DOCUMENT EXCERPT:
((

If the answer is supposed to do something, stronger is better

The question types that take stronger answers are the ones that put the answer on the sufficient side of a conditional arrow. For example, “Which of the following, if true, most weakens the argument?” Or, say, “The conclusion above follows logically if which of the following is assumed?” In terms of question types, that’s mainly Weaken, Strengthen, and Sufficient Assumption questions.

Why? The answer to these kinds of questions is supposed to do something. The stronger an answer is, the more it does. If an answer, say, strengthens an argument, but also does some other stuff, it still strengthened the argument. So don’t ever question whether an answer to one of these kinds of questions is “too strong.” There is no such thing.

If the answer is supposed to have something done to it, weaker is better

You could also look at this as the answer falling on the necessary side of a conditional arrow. For example, “If the statements above are true, then which of the following must also be true?” or “The argument above requires which of the following assumptions?” The answer is supposed to be proven true, or made necessary by the argument. Soft Must be True questions (for example, “The statements above most strongly support which of the following propositions?”) also fall in this category.

Why? If you’re trying to prove the answer true, the weaker a claim is, the easier it is to prove true. So weaker answers look better. Same goes for necessary assumptions — the weaker a claim is, the more reasonably you can make the case it’s truly necessary. So when you’re doing these kinds of questions, never eliminate an answer for being “too weak.”

A note about the word “better”

In the above paragraphs, I called stronger or weaker answers “better” in certain cases. That isn’t a real LSAT concept. Answers aren’t better or worse. They’re right or wrong. Here’s what I really mean. When stronger answers are “better,” that doesn’t mean the strongest answer is right. Not even close. It doesn’t even mean that the answer needs to be strong. It just means that you should never entertain the concept that an answer might be “too strong.” No answer is ever too strong for these kinds of questions. And if you’re choosing between two similar answers, the stronger one is a better bet. Same goes for when you prefer weaker answers. Which brings us to…

Lots of answers don’t play by the above rules

There are lots of weak correct answers to the kinds of questions for which you prefer stronger answers, and strong correct answers to the kinds of questions for which you prefer weaker answers. If you’re trying to strengthen or weaken an argument, a weaker answer might be right if, say, the argument you’re trying to strengthen or weaken was premised on really weak evidence. The weak answer might do the trick while a stronger answer might be irrelevant and therefore wrong.

Likewise, if you’re doing a Must Be True question and the stimulus gives you some really strong claims, maybe the answer can be strong. Or if an argument has a really strong conclusion, there might be a strong necessary assumption. Those are just a couple examples. No answer is always too strong or weak for a given question type. If you see a really strong answer on, say, a Must be True question, you should be a little skeptical about whether you have enough evidence to prove it. But if you do, it’s right.

There’s sort of an exception, but it’s not terribly important

Must Be False questions don’t play by the above rules, at least in theory. You’re trying to do something to the answer (prove it false) so by the rules above you’d expect weaker answers to be better. The problem is that it’s easier to contradict a strong claim than a weak one. So in theory, stronger answers are better for Must be False questions.

But in practice, Must be False questions often give you really strong statements in the stimulus. When you have really strong evidence, it will often contradict even quite weak claims. And so weak answers are often correct on Must be False questions … as we’d expect from the general rule. Confusing, I know, but these questions are rare anyway, so don’t let them distract you from the general rule.

And that general rule can help guide you through confusing or difficult questions. So remember, if you’re doing something to the argument, stronger answer choices tend to be better. If you’re doing something to the answer, weaker is better. Remember this general rule, and your approach will be better too.

))

WHAT IS REQUIRED: From the passage on LSAT answer strength, extract everything from "You could also" down to "in this category.", copying it word for word.

DATA LINES:
((

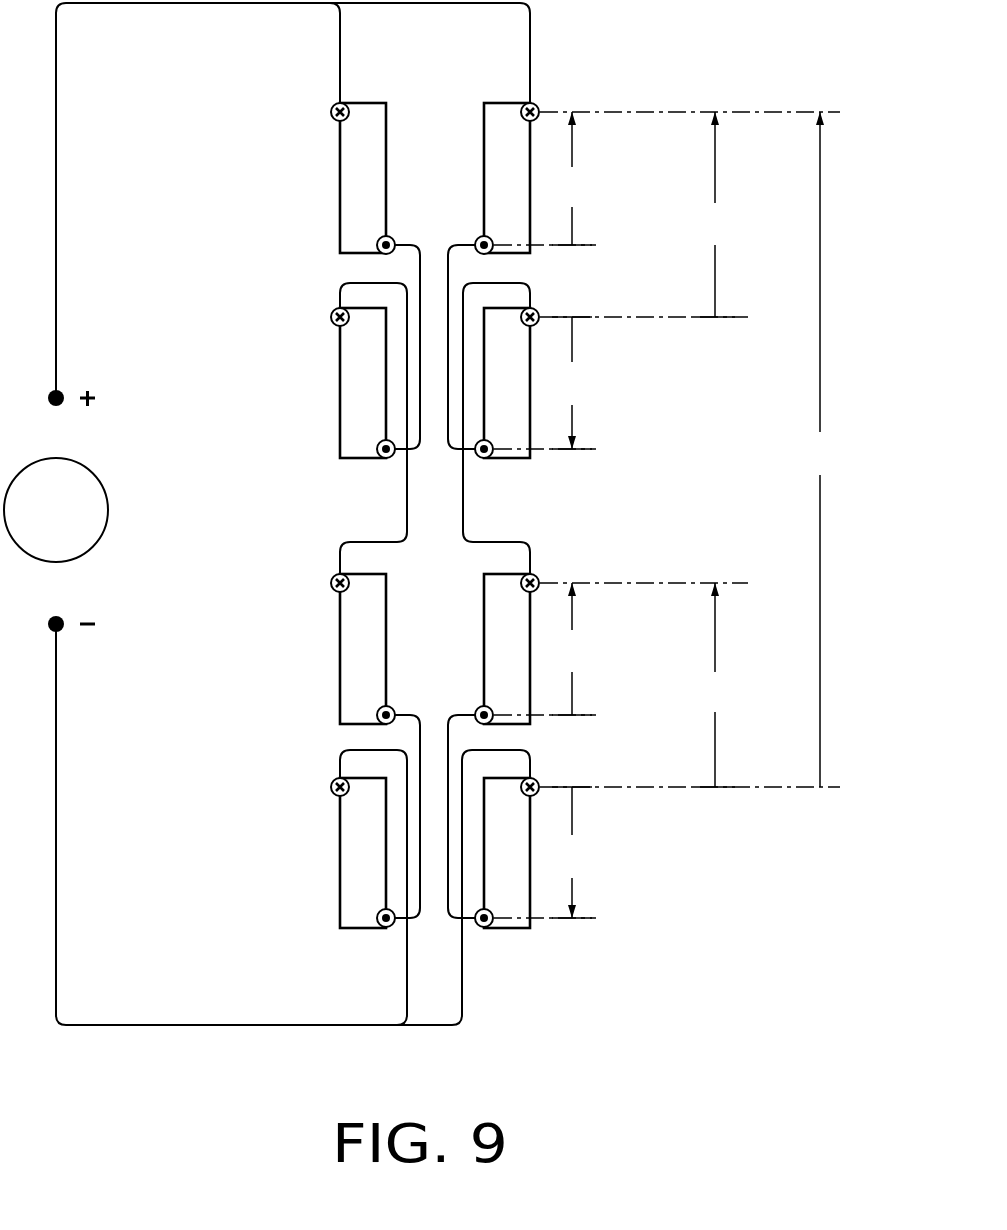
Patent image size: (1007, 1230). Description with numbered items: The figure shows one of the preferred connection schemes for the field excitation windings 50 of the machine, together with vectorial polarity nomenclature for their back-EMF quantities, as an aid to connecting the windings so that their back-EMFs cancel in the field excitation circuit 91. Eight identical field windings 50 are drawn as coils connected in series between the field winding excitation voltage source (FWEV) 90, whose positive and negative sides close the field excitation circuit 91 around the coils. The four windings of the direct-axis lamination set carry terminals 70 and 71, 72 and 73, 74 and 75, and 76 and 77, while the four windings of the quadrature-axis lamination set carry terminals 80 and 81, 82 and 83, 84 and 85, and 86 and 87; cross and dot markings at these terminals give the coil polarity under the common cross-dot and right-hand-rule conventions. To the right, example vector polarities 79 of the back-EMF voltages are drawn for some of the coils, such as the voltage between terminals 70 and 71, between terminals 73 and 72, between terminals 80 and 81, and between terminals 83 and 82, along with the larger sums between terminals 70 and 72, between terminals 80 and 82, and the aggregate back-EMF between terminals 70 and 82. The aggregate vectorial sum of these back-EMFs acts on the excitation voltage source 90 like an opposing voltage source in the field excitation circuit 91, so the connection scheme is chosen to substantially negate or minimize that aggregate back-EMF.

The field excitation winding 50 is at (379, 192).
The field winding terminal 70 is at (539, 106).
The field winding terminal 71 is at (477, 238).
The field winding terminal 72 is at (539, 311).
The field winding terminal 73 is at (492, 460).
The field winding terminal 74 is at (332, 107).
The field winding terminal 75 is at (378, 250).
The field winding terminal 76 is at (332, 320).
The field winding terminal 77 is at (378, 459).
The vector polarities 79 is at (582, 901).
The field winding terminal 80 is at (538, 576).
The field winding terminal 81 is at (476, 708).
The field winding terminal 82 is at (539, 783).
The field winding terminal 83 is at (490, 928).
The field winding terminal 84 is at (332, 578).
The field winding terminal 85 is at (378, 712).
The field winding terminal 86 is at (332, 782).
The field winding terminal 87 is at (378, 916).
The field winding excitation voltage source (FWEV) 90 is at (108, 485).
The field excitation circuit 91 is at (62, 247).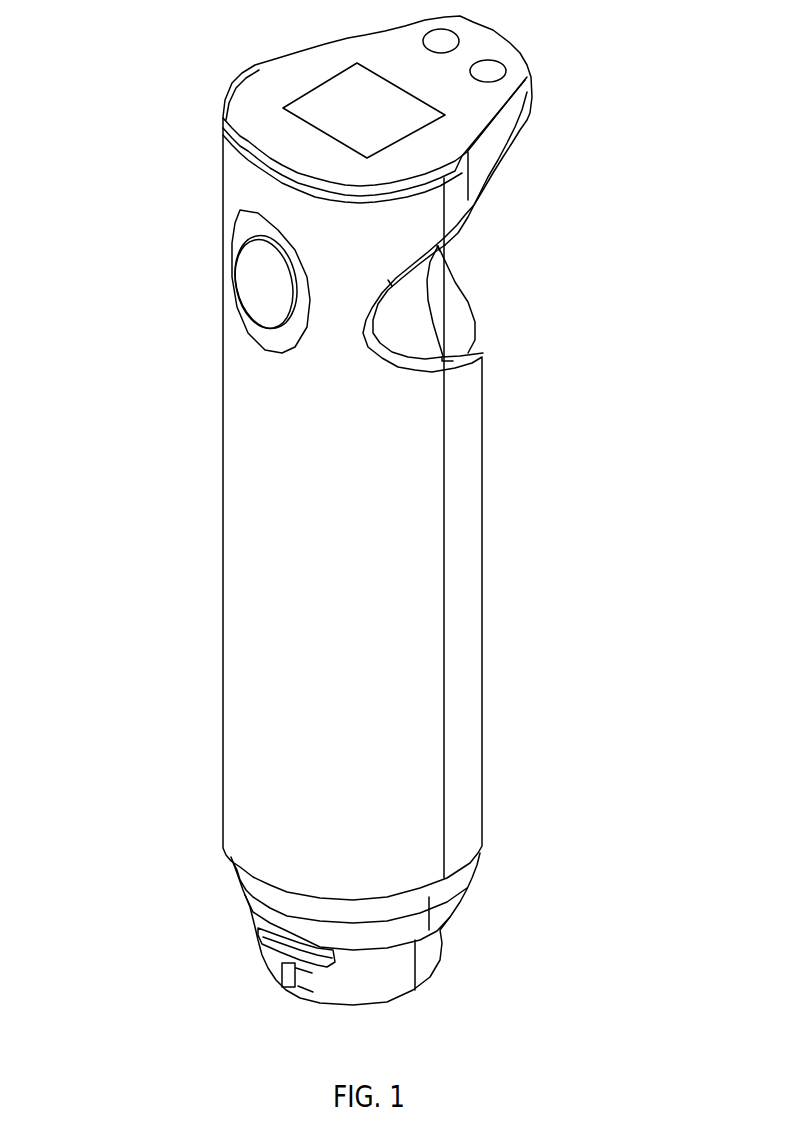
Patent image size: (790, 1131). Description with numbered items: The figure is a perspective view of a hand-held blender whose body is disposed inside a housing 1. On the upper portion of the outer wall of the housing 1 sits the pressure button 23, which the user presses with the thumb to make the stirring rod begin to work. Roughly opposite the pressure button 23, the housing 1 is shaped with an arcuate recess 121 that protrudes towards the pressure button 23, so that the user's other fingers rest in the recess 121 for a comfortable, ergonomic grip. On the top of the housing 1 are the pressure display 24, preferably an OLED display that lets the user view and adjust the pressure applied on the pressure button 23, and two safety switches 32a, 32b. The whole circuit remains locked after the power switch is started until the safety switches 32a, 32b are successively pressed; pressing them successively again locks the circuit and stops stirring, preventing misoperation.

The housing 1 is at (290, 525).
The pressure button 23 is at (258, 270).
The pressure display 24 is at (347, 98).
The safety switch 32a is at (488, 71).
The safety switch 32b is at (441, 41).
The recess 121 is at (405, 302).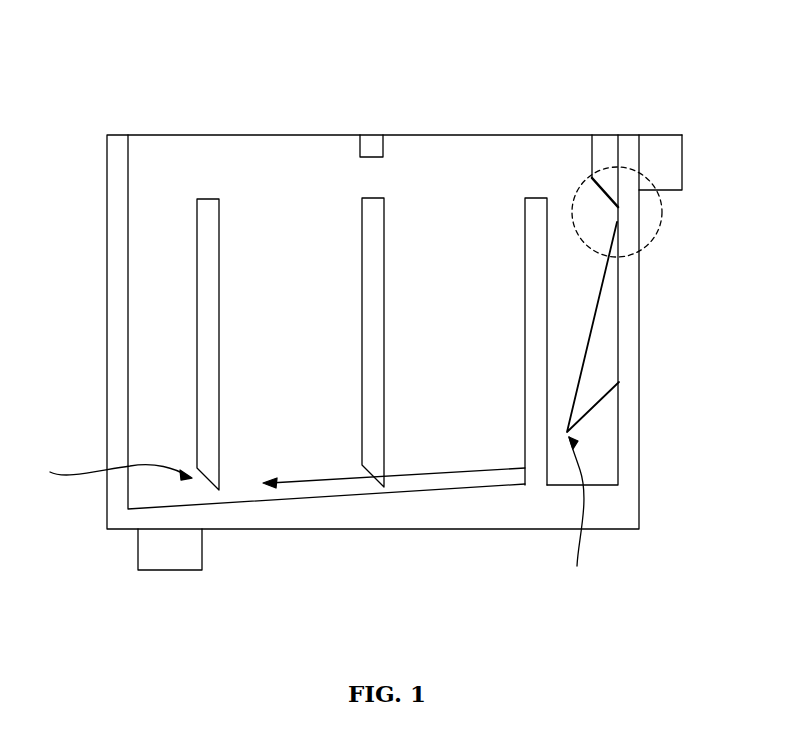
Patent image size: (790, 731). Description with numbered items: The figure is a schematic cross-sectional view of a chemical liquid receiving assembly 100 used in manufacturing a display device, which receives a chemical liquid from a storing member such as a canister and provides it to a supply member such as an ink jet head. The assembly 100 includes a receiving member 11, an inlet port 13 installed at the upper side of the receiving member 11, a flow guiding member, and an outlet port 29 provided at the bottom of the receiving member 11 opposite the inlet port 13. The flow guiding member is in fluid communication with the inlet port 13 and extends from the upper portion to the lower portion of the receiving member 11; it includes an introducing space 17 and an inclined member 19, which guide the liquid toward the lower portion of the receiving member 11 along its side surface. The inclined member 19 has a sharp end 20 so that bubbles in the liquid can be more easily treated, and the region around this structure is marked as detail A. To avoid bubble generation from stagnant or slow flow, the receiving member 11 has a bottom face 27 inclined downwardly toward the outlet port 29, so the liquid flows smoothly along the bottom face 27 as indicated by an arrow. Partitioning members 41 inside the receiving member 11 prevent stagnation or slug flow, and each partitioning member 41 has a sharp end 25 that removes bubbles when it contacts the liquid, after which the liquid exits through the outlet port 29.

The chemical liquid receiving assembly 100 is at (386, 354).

))

FINAL ANSWER:
You could also look at this as the answer falling on the necessary side of a conditional arrow. For example, “If the statements above are true, then which of the following must also be true?” or “The argument above requires which of the following assumptions?” The answer is supposed to be proven true, or made necessary by the argument. Soft Must be True questions (for example, “The statements above most strongly support which of the following propositions?”) also fall in this category.